◆ Written problem
Return each line of the listing below, unchanged, and omit the images.

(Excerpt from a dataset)
•••

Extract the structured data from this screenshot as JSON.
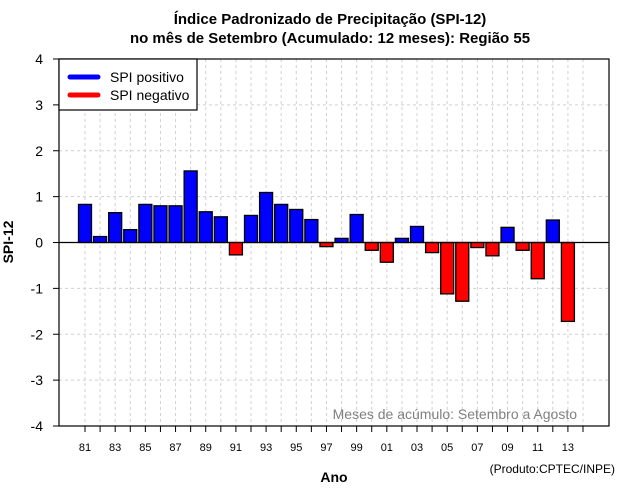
{
  "chart_data": {
    "type": "bar",
    "title": "Índice Padronizado de Precipitação (SPI-12)",
    "subtitle": "no mês de Setembro (Acumulado: 12 meses): Região 55",
    "xlabel": "Ano",
    "ylabel": "SPI-12",
    "ylim": [
      -4,
      4
    ],
    "yticks": [
      -4,
      -3,
      -2,
      -1,
      0,
      1,
      2,
      3,
      4
    ],
    "xlim_years": [
      1981,
      2014
    ],
    "xtick_labels": [
      "81",
      "83",
      "85",
      "87",
      "89",
      "91",
      "93",
      "95",
      "97",
      "99",
      "01",
      "03",
      "05",
      "07",
      "09",
      "11",
      "13"
    ],
    "grid": true,
    "categories": [
      1981,
      1982,
      1983,
      1984,
      1985,
      1986,
      1987,
      1988,
      1989,
      1990,
      1991,
      1992,
      1993,
      1994,
      1995,
      1996,
      1997,
      1998,
      1999,
      2000,
      2001,
      2002,
      2003,
      2004,
      2005,
      2006,
      2007,
      2008,
      2009,
      2010,
      2011,
      2012,
      2013
    ],
    "values": [
      0.83,
      0.13,
      0.65,
      0.28,
      0.83,
      0.8,
      0.8,
      1.56,
      0.67,
      0.56,
      -0.27,
      0.59,
      1.09,
      0.83,
      0.72,
      0.5,
      -0.09,
      0.09,
      0.61,
      -0.17,
      -0.43,
      0.09,
      0.35,
      -0.22,
      -1.12,
      -1.28,
      -0.11,
      -0.29,
      0.33,
      -0.17,
      -0.79,
      0.49,
      -1.72
    ],
    "legend": {
      "placement": "top-left",
      "entries": [
        {
          "label": "SPI positivo",
          "color": "#0000ff"
        },
        {
          "label": "SPI negativo",
          "color": "#ff0000"
        }
      ]
    },
    "annotation": "Meses de acúmulo: Setembro a Agosto",
    "credit": "(Produto:CPTEC/INPE)",
    "colors": {
      "positive": "#0000ff",
      "negative": "#ff0000"
    }
  }
}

•••

◆ Solution
Extract the structured data from this screenshot as JSON.
{
  "chart_data": {
    "type": "bar",
    "title": "Índice Padronizado de Precipitação (SPI-12)",
    "subtitle": "no mês de Setembro (Acumulado: 12 meses): Região 55",
    "xlabel": "Ano",
    "ylabel": "SPI-12",
    "ylim": [
      -4,
      4
    ],
    "yticks": [
      -4,
      -3,
      -2,
      -1,
      0,
      1,
      2,
      3,
      4
    ],
    "xlim_years": [
      1981,
      2014
    ],
    "xtick_labels": [
      "81",
      "83",
      "85",
      "87",
      "89",
      "91",
      "93",
      "95",
      "97",
      "99",
      "01",
      "03",
      "05",
      "07",
      "09",
      "11",
      "13"
    ],
    "grid": true,
    "categories": [
      1981,
      1982,
      1983,
      1984,
      1985,
      1986,
      1987,
      1988,
      1989,
      1990,
      1991,
      1992,
      1993,
      1994,
      1995,
      1996,
      1997,
      1998,
      1999,
      2000,
      2001,
      2002,
      2003,
      2004,
      2005,
      2006,
      2007,
      2008,
      2009,
      2010,
      2011,
      2012,
      2013
    ],
    "values": [
      0.83,
      0.13,
      0.65,
      0.28,
      0.83,
      0.8,
      0.8,
      1.56,
      0.67,
      0.56,
      -0.27,
      0.59,
      1.09,
      0.83,
      0.72,
      0.5,
      -0.09,
      0.09,
      0.61,
      -0.17,
      -0.43,
      0.09,
      0.35,
      -0.22,
      -1.12,
      -1.28,
      -0.11,
      -0.29,
      0.33,
      -0.17,
      -0.79,
      0.49,
      -1.72
    ],
    "legend": {
      "placement": "top-left",
      "entries": [
        {
          "label": "SPI positivo",
          "color": "#0000ff"
        },
        {
          "label": "SPI negativo",
          "color": "#ff0000"
        }
      ]
    },
    "annotation": "Meses de acúmulo: Setembro a Agosto",
    "credit": "(Produto:CPTEC/INPE)",
    "colors": {
      "positive": "#0000ff",
      "negative": "#ff0000"
    }
  }
}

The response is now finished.